YOUR INSTRUCTIONS: Repeat every line of the material, character for character.

— Start —

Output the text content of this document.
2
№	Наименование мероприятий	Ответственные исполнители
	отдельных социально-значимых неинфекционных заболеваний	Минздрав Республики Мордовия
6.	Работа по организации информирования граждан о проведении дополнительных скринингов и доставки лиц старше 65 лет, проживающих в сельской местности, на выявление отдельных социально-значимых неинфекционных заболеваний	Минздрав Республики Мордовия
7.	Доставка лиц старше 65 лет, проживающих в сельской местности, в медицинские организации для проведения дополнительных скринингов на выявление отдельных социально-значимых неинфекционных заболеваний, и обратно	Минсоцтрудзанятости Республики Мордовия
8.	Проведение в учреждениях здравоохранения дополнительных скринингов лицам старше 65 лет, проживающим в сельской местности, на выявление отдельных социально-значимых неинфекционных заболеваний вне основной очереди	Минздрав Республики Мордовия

— End —

SOLUTION BELOW:
Output the text content of this document.
2
№	Наименование мероприятий	Ответственные исполнители
	отдельных социально-значимых неинфекционных заболеваний	Минздрав Республики Мордовия
6.	Работа по организации информирования граждан о проведении дополнительных скринингов и доставки лиц старше 65 лет, проживающих в сельской местности, на выявление отдельных социально-значимых неинфекционных заболеваний	Минздрав Республики Мордовия
7.	Доставка лиц старше 65 лет, проживающих в сельской местности, в медицинские организации для проведения дополнительных скринингов на выявление отдельных социально-значимых неинфекционных заболеваний, и обратно	Минсоцтрудзанятости Республики Мордовия
8.	Проведение в учреждениях здравоохранения дополнительных скринингов лицам старше 65 лет, проживающим в сельской местности, на выявление отдельных социально-значимых неинфекционных заболеваний вне основной очереди	Минздрав Республики Мордовия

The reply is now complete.